> Work item: Give back every line of the material below that has the string "JSON".

-- Given records follows --

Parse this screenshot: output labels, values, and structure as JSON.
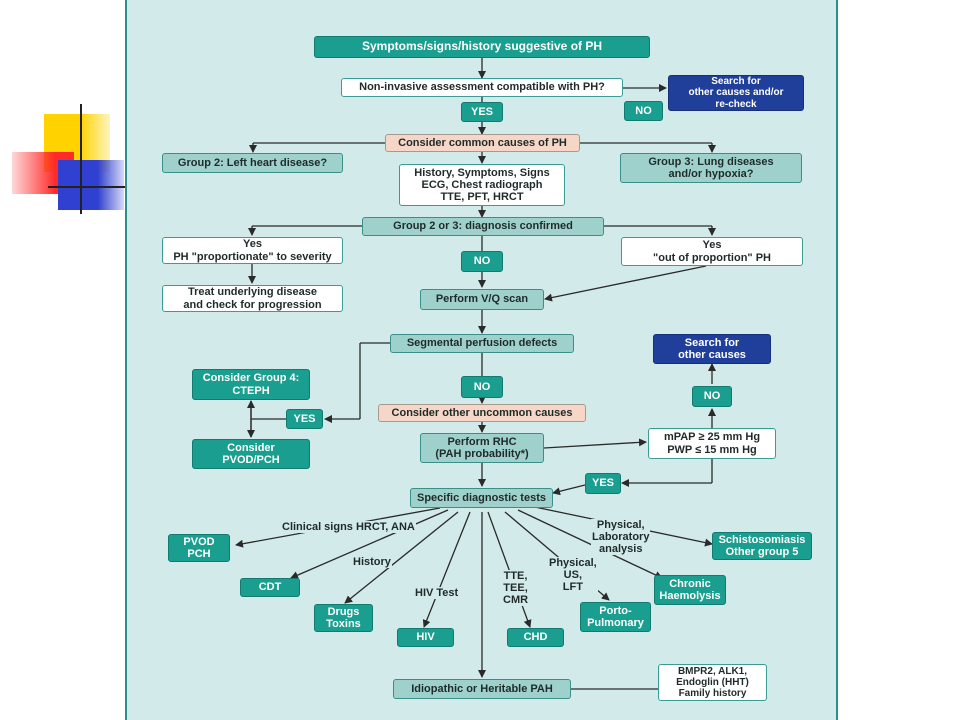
{
  "nodes": {
    "start": "Symptoms/signs/history suggestive of PH",
    "noninvasive": "Non-invasive assessment compatible with PH?",
    "search_recheck": "Search for\nother causes and/or\nre-check",
    "no_1": "NO",
    "yes_1": "YES",
    "common_causes": "Consider common causes of PH",
    "group2": "Group 2: Left heart disease?",
    "group3": "Group 3: Lung diseases\nand/or hypoxia?",
    "history_tests": "History, Symptoms, Signs\nECG, Chest radiograph\nTTE, PFT, HRCT",
    "diag_confirmed": "Group 2 or 3: diagnosis confirmed",
    "yes_proportionate": "Yes\nPH \"proportionate\" to severity",
    "yes_out_of_proportion": "Yes\n\"out of proportion\" PH",
    "no_2": "NO",
    "treat_underlying": "Treat underlying disease\nand check for progression",
    "vq_scan": "Perform V/Q scan",
    "segmental": "Segmental perfusion defects",
    "search_other": "Search for\nother causes",
    "cteph": "Consider Group 4:\nCTEPH",
    "yes_cteph": "YES",
    "no_3": "NO",
    "no_4": "NO",
    "uncommon": "Consider other uncommon causes",
    "pvod_consider": "Consider\nPVOD/PCH",
    "rhc": "Perform RHC\n(PAH probability*)",
    "mpap": "mPAP ≥ 25 mm Hg\nPWP ≤ 15 mm Hg",
    "yes_rhc": "YES",
    "specific_tests": "Specific diagnostic tests",
    "pvod_pch": "PVOD\nPCH",
    "cdt": "CDT",
    "drugs": "Drugs\nToxins",
    "hiv": "HIV",
    "chd": "CHD",
    "porto": "Porto-\nPulmonary",
    "haemolysis": "Chronic\nHaemolysis",
    "schisto": "Schistosomiasis\nOther group 5",
    "idiopathic": "Idiopathic or Heritable PAH",
    "bmpr2": "BMPR2, ALK1,\nEndoglin (HHT)\nFamily history"
  },
  "edge_labels": {
    "clinical_signs": "Clinical signs HRCT, ANA",
    "history": "History",
    "hiv_test": "HIV Test",
    "tte_tee": "TTE,\nTEE,\nCMR",
    "physical_us": "Physical,\nUS,\nLFT",
    "physical_lab": "Physical,\nLaboratory\nanalysis"
  }
}
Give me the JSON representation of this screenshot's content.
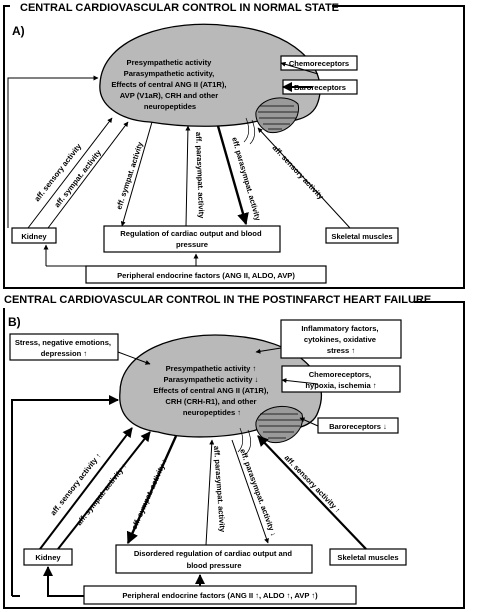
{
  "panel_a": {
    "title": "CENTRAL CARDIOVASCULAR CONTROL IN NORMAL STATE",
    "label": "A)",
    "brain_lines": [
      "Presympathetic  activity",
      "Parasympathetic activity,",
      "Effects of central ANG II (AT1R),",
      "AVP (V1aR), CRH and other",
      "neuropeptides"
    ],
    "chemoreceptors": "Chemoreceptors",
    "baroreceptors": "Baroreceptors",
    "kidney": "Kidney",
    "regulation": [
      "Regulation of cardiac output and blood",
      "pressure"
    ],
    "skeletal_muscles": "Skeletal muscles",
    "peripheral": "Peripheral endocrine factors (ANG II, ALDO, AVP)",
    "arrow_labels": {
      "aff_sensory_left": "aff. sensory  activity",
      "aff_sympat": "aff. sympat. activity",
      "eff_sympat": "eff. sympat. activity",
      "aff_parasympat": "aff. parasympat. activity",
      "eff_parasympat": "eff. parasympat. activity",
      "aff_sensory_right": "aff. sensory  activity"
    }
  },
  "panel_b": {
    "title": "CENTRAL CARDIOVASCULAR CONTROL IN THE POSTINFARCT HEART FAILURE",
    "label": "B)",
    "brain_lines": [
      "Presympathetic  activity ↑",
      "Parasympathetic activity ↓",
      "Effects of central ANG II (AT1R),",
      "CRH (CRH-R1), and other",
      "neuropeptides ↑"
    ],
    "stress": [
      "Stress, negative emotions,",
      "depression ↑"
    ],
    "inflammatory": [
      "Inflammatory factors,",
      "cytokines, oxidative",
      "stress ↑"
    ],
    "chemoreceptors": [
      "Chemoreceptors,",
      "hypoxia, ischemia ↑"
    ],
    "baroreceptors": "Baroreceptors ↓",
    "kidney": "Kidney",
    "regulation": [
      "Disordered regulation of cardiac output and",
      "blood pressure"
    ],
    "skeletal_muscles": "Skeletal muscles",
    "peripheral": "Peripheral endocrine factors (ANG II ↑, ALDO ↑, AVP ↑)",
    "arrow_labels": {
      "aff_sensory_left": "aff. sensory activity ↑",
      "aff_sympat": "aff. sympat. activity ↑",
      "eff_sympat": "eff. sympat. activity ↑",
      "aff_parasympat": "aff. parasympat. activity",
      "eff_parasympat": "eff. parasympat. activity ↓",
      "aff_sensory_right": "aff. sensory  activity ↑"
    }
  }
}
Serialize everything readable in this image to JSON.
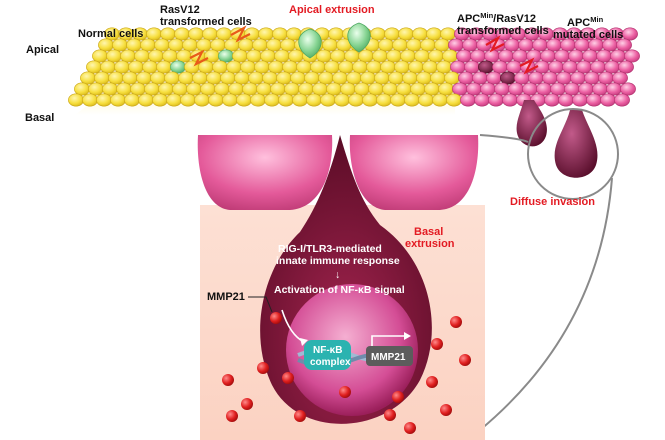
{
  "labels": {
    "apical": "Apical",
    "basal": "Basal",
    "normal_cells": "Normal cells",
    "rasv12_line1": "RasV12",
    "rasv12_line2": "transformed cells",
    "apical_extrusion": "Apical extrusion",
    "apc_rasv12_prefix": "APC",
    "apc_rasv12_sup": "Min",
    "apc_rasv12_suffix": "/RasV12",
    "apc_rasv12_line2": "transformed cells",
    "apc_min_prefix": "APC",
    "apc_min_sup": "Min",
    "apc_min_line2": "mutated cells",
    "diffuse_invasion": "Diffuse invasion",
    "basal_extrusion_line1": "Basal",
    "basal_extrusion_line2": "extrusion",
    "rig_line1": "RIG-I/TLR3-mediated",
    "rig_line2": "innate immune response",
    "arrow_glyph": "↓",
    "nfkb_activation": "Activation of NF-κB signal",
    "mmp21_label": "MMP21",
    "nfkb_box_line1": "NF-κB",
    "nfkb_box_line2": "complex",
    "mmp21_box": "MMP21"
  },
  "colors": {
    "normal_cell": "#f7e04a",
    "ras_cell": "#8fd59a",
    "apc_cell": "#e8609f",
    "dark_cell": "#7a1a3c",
    "mmp21_dot": "#e02020",
    "annotation_red": "#e31b23"
  }
}
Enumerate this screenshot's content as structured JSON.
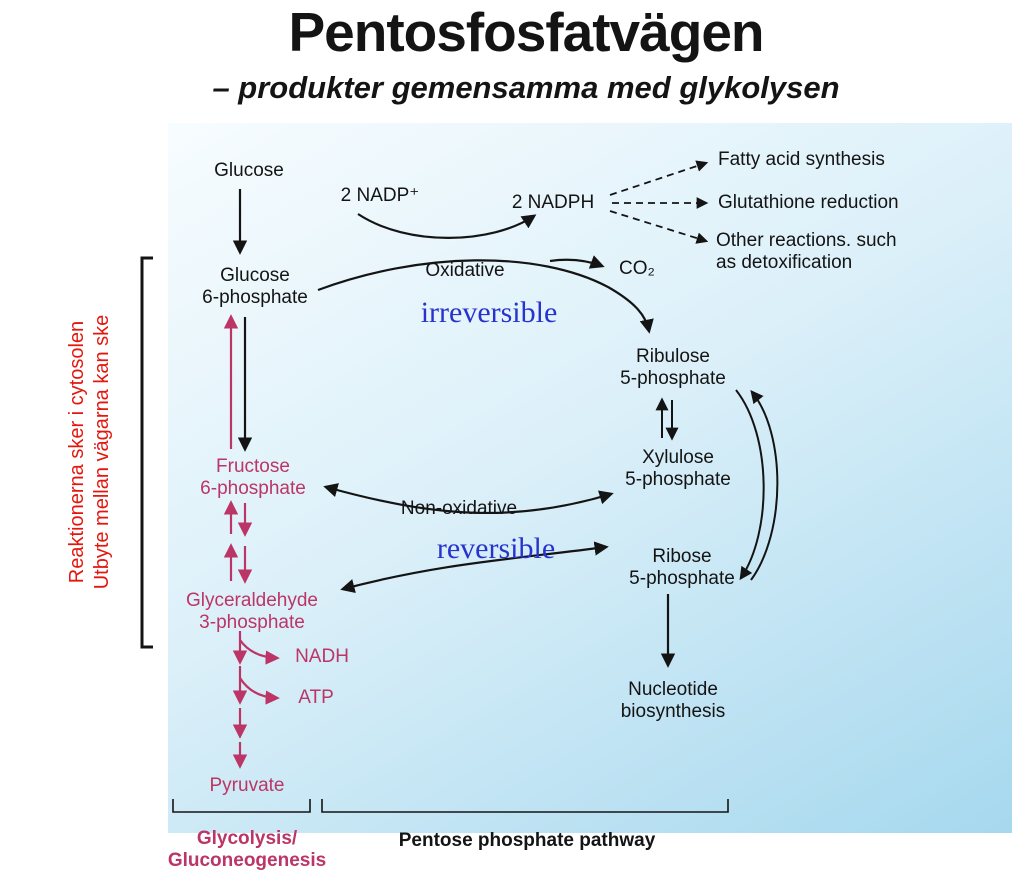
{
  "title": "Pentosfosfatvägen",
  "subtitle": "– produkter gemensamma med glykolysen",
  "side_note": {
    "line1": "Reaktionerna sker i cytosolen",
    "line2": "Utbyte mellan vägarna kan ske"
  },
  "colors": {
    "ink": "#141414",
    "magenta": "#bb3566",
    "red": "#e3170d",
    "blue": "#2733cc",
    "bg_top": "#f7fcff",
    "bg_mid": "#dcf0f9",
    "bg_bottom": "#a6d8ee"
  },
  "nodes": {
    "glucose": "Glucose",
    "glucose6p": [
      "Glucose",
      "6-phosphate"
    ],
    "nadp": "2 NADP⁺",
    "nadph": "2 NADPH",
    "oxidative": "Oxidative",
    "irreversible": "irreversible",
    "co2": "CO₂",
    "fatty_acid": "Fatty acid synthesis",
    "glutathione": "Glutathione reduction",
    "other_reactions": [
      "Other reactions. such",
      "as detoxification"
    ],
    "ribulose5p": [
      "Ribulose",
      "5-phosphate"
    ],
    "xylulose5p": [
      "Xylulose",
      "5-phosphate"
    ],
    "ribose5p": [
      "Ribose",
      "5-phosphate"
    ],
    "non_oxidative": "Non-oxidative",
    "reversible": "reversible",
    "fructose6p": [
      "Fructose",
      "6-phosphate"
    ],
    "glyceraldehyde3p": [
      "Glyceraldehyde",
      "3-phosphate"
    ],
    "nadh": "NADH",
    "atp": "ATP",
    "pyruvate": "Pyruvate",
    "nucleotide": [
      "Nucleotide",
      "biosynthesis"
    ]
  },
  "footer": {
    "glycolysis": [
      "Glycolysis/",
      "Gluconeogenesis"
    ],
    "ppp": "Pentose phosphate pathway"
  }
}
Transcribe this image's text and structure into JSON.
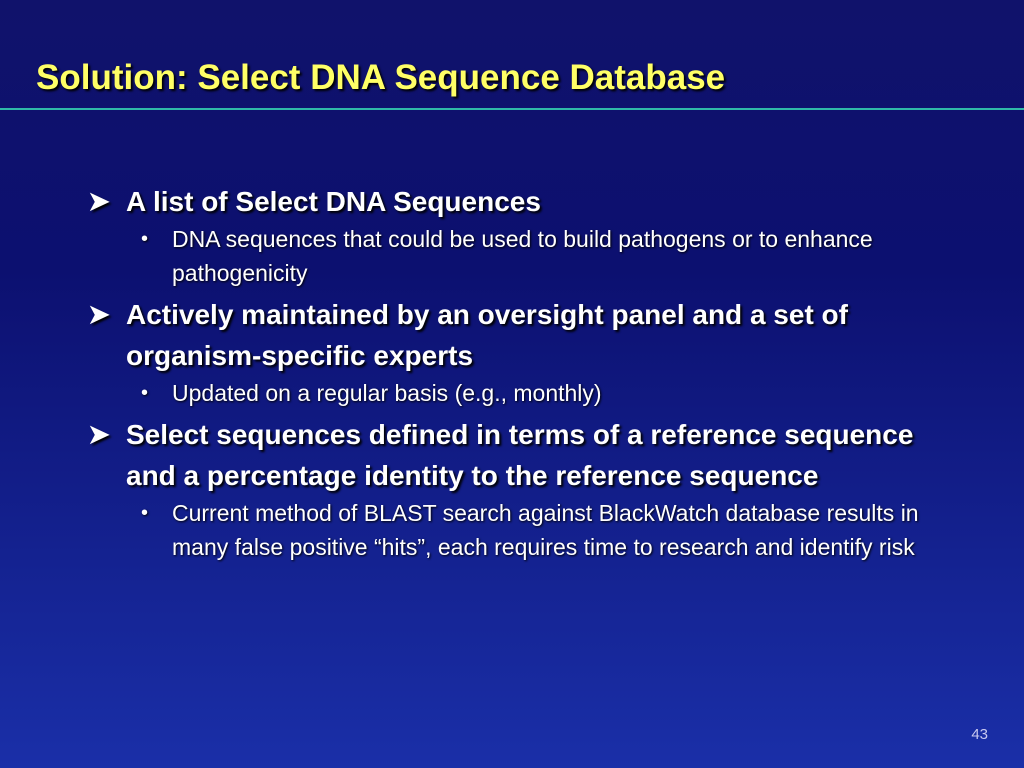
{
  "slide": {
    "title": "Solution: Select DNA Sequence Database",
    "page_number": "43",
    "colors": {
      "background_top": "#10126b",
      "background_bottom": "#1a2fa8",
      "title": "#ffff66",
      "rule": "#2fb8a8",
      "text": "#ffffff"
    }
  },
  "bullets": [
    {
      "text": "A list of Select DNA Sequences",
      "icon": "arrowhead-bullet-icon",
      "sub": [
        {
          "text": "DNA sequences that could be used to build pathogens or to enhance pathogenicity"
        }
      ]
    },
    {
      "text": "Actively maintained by an oversight panel and a set of organism-specific experts",
      "icon": "arrowhead-bullet-icon",
      "sub": [
        {
          "text": "Updated on a regular basis (e.g., monthly)"
        }
      ]
    },
    {
      "text": "Select sequences defined in terms of a reference sequence and a percentage identity to the reference sequence",
      "icon": "arrowhead-bullet-icon",
      "sub": [
        {
          "text": "Current method of BLAST search against BlackWatch database results in many false positive “hits”, each requires time to research and identify risk"
        }
      ]
    }
  ]
}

-- Given records concluded --

> Exercise answer:
Parse this screenshot: output labels, values, and structure as JSON.
Give me the JSON representation of this screenshot's content.
Serialize everything readable in this image to JSON.
Enumerate this screenshot's content as structured JSON.
Transcribe this image's text and structure into JSON.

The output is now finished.